> Testo di studio
═══

Il gregge euforico

Il gregge euforico© BARTOLETTI
Giancarlo Dotto
4 min

Roma, Torino, Milano, Bergamo, Firenze, La Spezia, Cagliari, Salerno. A ogni latitudine, la stessa storia. Biglietti a ruba, stadi esauriti. Ammucchiate euforiche che non si vedevano in Italia da anni, da molto prima dell’incubo in cui siamo precipitati a causa di un virus di cui, fino alla fine del 2019, ignoravamo l’esistenza. Ovunque. Che si giochi per vincere, per salvarsi o senza nessuna posta in palio, lo stesso mirabolante boom di vitalità. Non giustificato nemmeno dalla qualità dello spettacolo che passa sotto i nostri occhi. Detto brutalmente, le nostre partite, i nostri campi, i nostri stadi sono scenari di un calcio minore. E allora? Come si spiega questo ritorno enfatico, commovente e forse anche un po’ felicemente folle alla vita? 

Ritorno alla vita, certo. Voglia di lasciare alle spalle l’incubo. Ma c’è altro. Qualcuno l’aveva detto, la pandemia sarebbe stata sconfitta il giorno in cui ci saremmo liberati dall’assedio dei numeri e delle parole. I loop nefasti dei notiziari, le maschere non meno nefaste di virologi, epidemiologi, saltimbanchi della chiacchiera spacciata per sapere. E la maschera più nefasta di tutte. Quella del virus. Il Joker più cattivo di sempre. La maschera più sinistra di un Halloween che ci ha lasciato per due anni letteralmente senza respiro, una sfera puntinata, sinistramente simile a una mina molto vagante. In origine, fu un pipistrello. Da lì, per un tempo esagerato, un minuscolo dittatore, seicento volte più piccolo del diametro di un capello, ci ha messo all’angolo. Con il suo micidiale arsenale simbolico, prima ancora che con le sue azioni malvagie.

═══

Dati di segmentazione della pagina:
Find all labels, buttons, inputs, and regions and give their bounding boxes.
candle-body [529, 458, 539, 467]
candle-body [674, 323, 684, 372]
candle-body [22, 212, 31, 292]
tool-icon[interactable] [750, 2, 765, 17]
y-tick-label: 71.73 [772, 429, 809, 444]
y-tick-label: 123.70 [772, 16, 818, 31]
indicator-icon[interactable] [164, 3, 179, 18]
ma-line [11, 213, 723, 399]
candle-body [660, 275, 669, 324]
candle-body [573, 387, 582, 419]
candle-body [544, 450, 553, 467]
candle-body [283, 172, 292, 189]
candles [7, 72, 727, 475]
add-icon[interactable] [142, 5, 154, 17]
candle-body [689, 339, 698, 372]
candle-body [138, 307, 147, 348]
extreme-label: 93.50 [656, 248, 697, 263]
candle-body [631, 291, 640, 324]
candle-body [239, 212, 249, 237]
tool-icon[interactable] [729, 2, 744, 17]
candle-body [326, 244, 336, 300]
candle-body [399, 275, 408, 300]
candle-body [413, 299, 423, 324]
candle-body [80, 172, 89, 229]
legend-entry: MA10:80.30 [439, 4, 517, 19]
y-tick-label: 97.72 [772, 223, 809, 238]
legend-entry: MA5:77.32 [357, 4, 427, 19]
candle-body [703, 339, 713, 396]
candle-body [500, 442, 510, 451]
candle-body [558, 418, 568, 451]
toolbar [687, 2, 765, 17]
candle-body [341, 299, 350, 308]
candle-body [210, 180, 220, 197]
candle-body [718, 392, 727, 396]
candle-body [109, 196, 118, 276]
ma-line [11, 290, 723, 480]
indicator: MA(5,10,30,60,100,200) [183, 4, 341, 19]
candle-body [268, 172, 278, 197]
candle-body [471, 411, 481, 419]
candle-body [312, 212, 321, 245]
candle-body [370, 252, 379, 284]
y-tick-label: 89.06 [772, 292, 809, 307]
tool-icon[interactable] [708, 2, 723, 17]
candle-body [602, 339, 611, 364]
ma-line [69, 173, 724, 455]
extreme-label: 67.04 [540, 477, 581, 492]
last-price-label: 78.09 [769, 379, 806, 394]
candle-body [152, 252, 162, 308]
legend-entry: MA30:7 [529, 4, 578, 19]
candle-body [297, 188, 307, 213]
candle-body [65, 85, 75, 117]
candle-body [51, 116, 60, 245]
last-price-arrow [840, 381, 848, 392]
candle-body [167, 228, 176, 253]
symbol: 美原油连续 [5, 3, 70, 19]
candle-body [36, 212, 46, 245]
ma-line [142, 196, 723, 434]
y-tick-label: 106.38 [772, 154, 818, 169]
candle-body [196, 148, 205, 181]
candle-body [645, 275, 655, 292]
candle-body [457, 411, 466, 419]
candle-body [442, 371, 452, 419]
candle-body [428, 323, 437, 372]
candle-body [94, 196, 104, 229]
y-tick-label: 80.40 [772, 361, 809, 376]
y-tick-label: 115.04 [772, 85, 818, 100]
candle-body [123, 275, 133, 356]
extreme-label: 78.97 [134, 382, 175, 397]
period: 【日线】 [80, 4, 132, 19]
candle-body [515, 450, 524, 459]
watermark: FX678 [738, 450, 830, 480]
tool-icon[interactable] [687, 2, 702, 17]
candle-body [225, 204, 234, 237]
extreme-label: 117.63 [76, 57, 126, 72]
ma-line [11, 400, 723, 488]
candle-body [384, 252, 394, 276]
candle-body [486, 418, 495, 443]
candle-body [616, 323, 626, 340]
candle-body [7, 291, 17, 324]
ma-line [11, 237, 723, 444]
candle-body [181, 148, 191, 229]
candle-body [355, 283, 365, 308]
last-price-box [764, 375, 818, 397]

═══

> I tuoi compiti
1. Rispondi alle domande sul testo di studio, una per riga.
(a) Fino a quando, secondo il testo, ignoravamo l'esistenza del virus?
(b) Di quale calcio sono scenari le nostre partite, i nostri campi e i nostri stadi?
(c) Quante volte il "minuscolo dittatore" è più piccolo del diametro di un capello?
2. Riassumi il testo di studio in due frasi.
3. Prosegui il testo sul ritorno del pubblico negli stadi a partire dalla sua ultima frase.

> Risposte in ordine
1.
(a) Fino alla fine del 2019.
(b) Di un calcio minore.
(c) Seicento volte.

2. In molte città italiane i biglietti vanno a ruba e gli stadi sono esauriti, con folle euforiche come non se ne vedevano da anni, benché lo spettacolo sia quello di un calcio minore. Per il testo questo boom è un ritorno alla vita, ma anche la liberazione dall'assedio dei numeri e delle parole di notiziari ed esperti e dalla maschera del virus, che per due anni ci ha lasciati senza respiro.

3.
La pandemia esaurisce di fatto il suo slancio, si fa per dire, vitale, quando parte la rivolta, quando la collettività esausta si ribella e sceglie, senza saperlo, ma vaccinandosi a più non posso, di convivere con il Joker e con il Vampiro. Come si convive con mille altri agguati e minacce. Torniamo alla vita quando cambia il ballo in maschera che ha infestato per due anni il nostro inconscio. A cominciare dalle mascherine, dietro le quali filtravano sguardi smarriti se non terrorizzati. Lo choc collettivo ci ha messo la museruola e chiusi in un carcere che va ben oltre le quattro mura. L’abbrutimento sociale. Il prossimo vissuto come minaccia. In mancanza di una bussola ci siamo fatti flagellare dalle maschere cattive di una lingua feroce perché povera e ripetitiva. 

Vale per il calcio, ma non solo. Basta fare un giro di questi tempi per i centri storici delle città, i luoghi turistici, le spiagge. Siamo tornati ad essere un gregge euforico, solidale, invece che pecore slabbrate dalla paura. Non si sa quanto immuni, ma certo riconciliati con la vita. Il terrore smascherato. Mascherine e maschere dello spavento via via soppiantate da maschere più allegre. Questo del ritorno alla vita e agli stadi è il calcio degli allenatori più che dei giocatori. Personalità forti, maschere accattivanti. Da Crisanti a Mourinho, c’è tutta la differenza del mondo. Non solo Mou, gli Allegri, gli Spalletti, i Gasperini, Juric e Italiano. Scalmanati, attaccabrighe, fanfaroni, scanzonati. Fusion felice dei Brighella, dei Pulcinella e degli Arlecchino di sempre. Gettano cappotti, invadono i campi, sparlano e straparlano. In comune, la mimica esagerata. Sono loro i mattatori al centro di queste feste catartiche che sono i nostri stadi ai giorni nostri.